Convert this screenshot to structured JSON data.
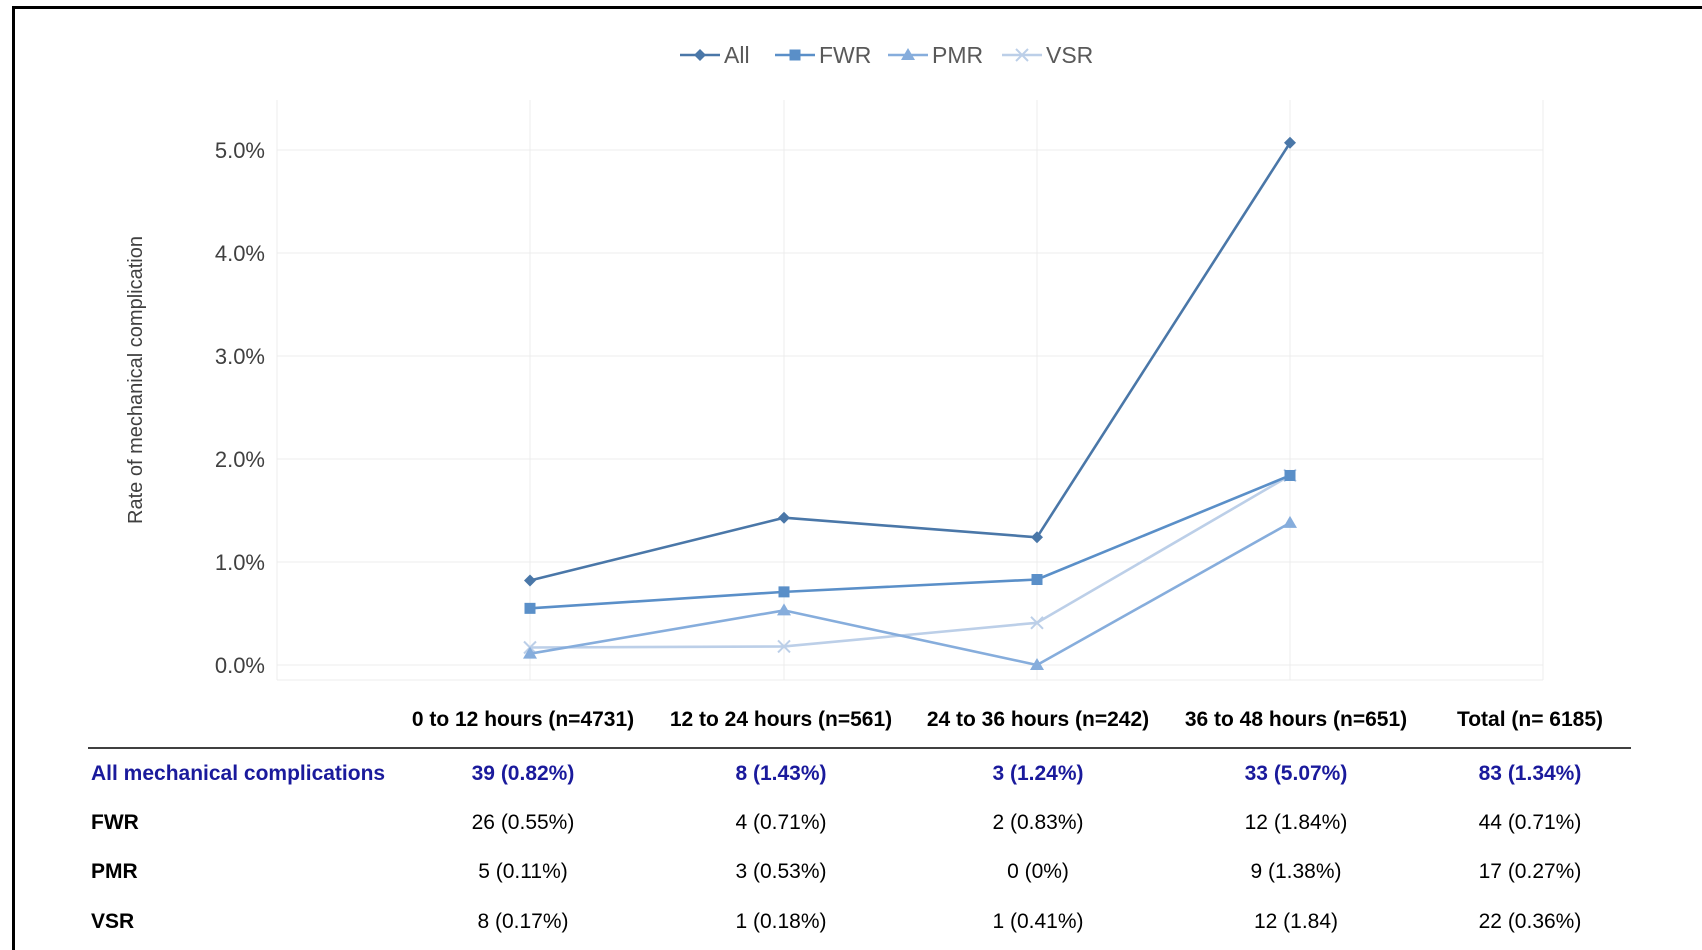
{
  "chart_data": {
    "type": "line",
    "title": "",
    "xlabel": "",
    "ylabel": "Rate of mechanical complication",
    "ylim": [
      0,
      5.5
    ],
    "y_ticks": [
      "0.0%",
      "1.0%",
      "2.0%",
      "3.0%",
      "4.0%",
      "5.0%"
    ],
    "categories": [
      "0 to 12 hours (n=4731)",
      "12 to 24 hours (n=561)",
      "24 to 36 hours (n=242)",
      "36 to 48 hours (n=651)",
      "Total (n= 6185)"
    ],
    "legend_position": "top-center",
    "grid": true,
    "series": [
      {
        "name": "All",
        "marker": "diamond",
        "color": "#4a77a8",
        "values": [
          0.82,
          1.43,
          1.24,
          5.07,
          null
        ]
      },
      {
        "name": "FWR",
        "marker": "square",
        "color": "#5a8fc8",
        "values": [
          0.55,
          0.71,
          0.83,
          1.84,
          null
        ]
      },
      {
        "name": "PMR",
        "marker": "triangle",
        "color": "#86addc",
        "values": [
          0.11,
          0.53,
          0.0,
          1.38,
          null
        ]
      },
      {
        "name": "VSR",
        "marker": "x",
        "color": "#bccfe8",
        "values": [
          0.17,
          0.18,
          0.41,
          1.84,
          null
        ]
      }
    ]
  },
  "table": {
    "headers": [
      "0 to 12 hours (n=4731)",
      "12 to 24 hours (n=561)",
      "24 to 36 hours (n=242)",
      "36 to 48 hours (n=651)",
      "Total (n= 6185)"
    ],
    "rows": [
      {
        "label": "All mechanical complications",
        "cells": [
          "39 (0.82%)",
          "8 (1.43%)",
          "3 (1.24%)",
          "33 (5.07%)",
          "83 (1.34%)"
        ]
      },
      {
        "label": "FWR",
        "cells": [
          "26 (0.55%)",
          "4 (0.71%)",
          "2 (0.83%)",
          "12 (1.84%)",
          "44 (0.71%)"
        ]
      },
      {
        "label": "PMR",
        "cells": [
          "5 (0.11%)",
          "3 (0.53%)",
          "0 (0%)",
          "9 (1.38%)",
          "17 (0.27%)"
        ]
      },
      {
        "label": "VSR",
        "cells": [
          "8 (0.17%)",
          "1 (0.18%)",
          "1 (0.41%)",
          "12 (1.84)",
          "22 (0.36%)"
        ]
      }
    ]
  }
}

__EXERCISE__. Retype the records exactly. Any image in them should not appear in what you write.

__SOLUTION__.
Convert this screenshot to structured JSON data.
{
  "chart_data": {
    "type": "line",
    "title": "",
    "xlabel": "",
    "ylabel": "Rate of mechanical complication",
    "ylim": [
      0,
      5.5
    ],
    "y_ticks": [
      "0.0%",
      "1.0%",
      "2.0%",
      "3.0%",
      "4.0%",
      "5.0%"
    ],
    "categories": [
      "0 to 12 hours (n=4731)",
      "12 to 24 hours (n=561)",
      "24 to 36 hours (n=242)",
      "36 to 48 hours (n=651)",
      "Total (n= 6185)"
    ],
    "legend_position": "top-center",
    "grid": true,
    "series": [
      {
        "name": "All",
        "marker": "diamond",
        "color": "#4a77a8",
        "values": [
          0.82,
          1.43,
          1.24,
          5.07,
          null
        ]
      },
      {
        "name": "FWR",
        "marker": "square",
        "color": "#5a8fc8",
        "values": [
          0.55,
          0.71,
          0.83,
          1.84,
          null
        ]
      },
      {
        "name": "PMR",
        "marker": "triangle",
        "color": "#86addc",
        "values": [
          0.11,
          0.53,
          0.0,
          1.38,
          null
        ]
      },
      {
        "name": "VSR",
        "marker": "x",
        "color": "#bccfe8",
        "values": [
          0.17,
          0.18,
          0.41,
          1.84,
          null
        ]
      }
    ]
  },
  "table": {
    "headers": [
      "0 to 12 hours (n=4731)",
      "12 to 24 hours (n=561)",
      "24 to 36 hours (n=242)",
      "36 to 48 hours (n=651)",
      "Total (n= 6185)"
    ],
    "rows": [
      {
        "label": "All mechanical complications",
        "cells": [
          "39 (0.82%)",
          "8 (1.43%)",
          "3 (1.24%)",
          "33 (5.07%)",
          "83 (1.34%)"
        ]
      },
      {
        "label": "FWR",
        "cells": [
          "26 (0.55%)",
          "4 (0.71%)",
          "2 (0.83%)",
          "12 (1.84%)",
          "44 (0.71%)"
        ]
      },
      {
        "label": "PMR",
        "cells": [
          "5 (0.11%)",
          "3 (0.53%)",
          "0 (0%)",
          "9 (1.38%)",
          "17 (0.27%)"
        ]
      },
      {
        "label": "VSR",
        "cells": [
          "8 (0.17%)",
          "1 (0.18%)",
          "1 (0.41%)",
          "12 (1.84)",
          "22 (0.36%)"
        ]
      }
    ]
  }
}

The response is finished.